# [PROBLEM DESCRIPTION]
What is the number of lines containing the string "microvolts"? Answer with the number only.

# [SOURCE MATERIAL]
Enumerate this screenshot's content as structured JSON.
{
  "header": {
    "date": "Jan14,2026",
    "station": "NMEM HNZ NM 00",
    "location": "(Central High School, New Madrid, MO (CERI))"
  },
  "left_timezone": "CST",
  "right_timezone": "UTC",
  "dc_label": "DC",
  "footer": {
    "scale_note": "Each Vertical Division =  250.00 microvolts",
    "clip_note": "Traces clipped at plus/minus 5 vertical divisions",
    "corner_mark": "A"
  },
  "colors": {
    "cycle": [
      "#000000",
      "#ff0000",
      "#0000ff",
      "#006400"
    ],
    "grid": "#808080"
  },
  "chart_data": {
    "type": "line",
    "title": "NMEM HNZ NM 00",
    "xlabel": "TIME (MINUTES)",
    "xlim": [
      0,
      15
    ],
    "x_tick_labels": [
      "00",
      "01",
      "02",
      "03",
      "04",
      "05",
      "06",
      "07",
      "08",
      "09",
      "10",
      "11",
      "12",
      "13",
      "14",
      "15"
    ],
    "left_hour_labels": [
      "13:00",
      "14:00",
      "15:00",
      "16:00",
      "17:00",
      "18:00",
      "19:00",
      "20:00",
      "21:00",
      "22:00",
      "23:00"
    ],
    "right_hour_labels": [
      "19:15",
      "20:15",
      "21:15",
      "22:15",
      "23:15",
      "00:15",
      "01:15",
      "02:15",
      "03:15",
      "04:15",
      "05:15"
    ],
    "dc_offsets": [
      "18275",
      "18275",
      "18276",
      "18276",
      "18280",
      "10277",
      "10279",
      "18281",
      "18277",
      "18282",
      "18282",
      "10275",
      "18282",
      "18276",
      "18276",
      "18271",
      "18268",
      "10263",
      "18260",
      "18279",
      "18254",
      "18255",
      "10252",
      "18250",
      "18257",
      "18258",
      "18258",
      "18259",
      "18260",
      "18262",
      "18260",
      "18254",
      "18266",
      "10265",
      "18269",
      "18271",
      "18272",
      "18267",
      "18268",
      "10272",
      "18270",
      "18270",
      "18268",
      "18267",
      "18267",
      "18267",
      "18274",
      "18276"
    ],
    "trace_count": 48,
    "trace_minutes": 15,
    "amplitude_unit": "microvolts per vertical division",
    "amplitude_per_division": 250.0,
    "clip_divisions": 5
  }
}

# [RESPONSE FOR THIS EXERCISE]
2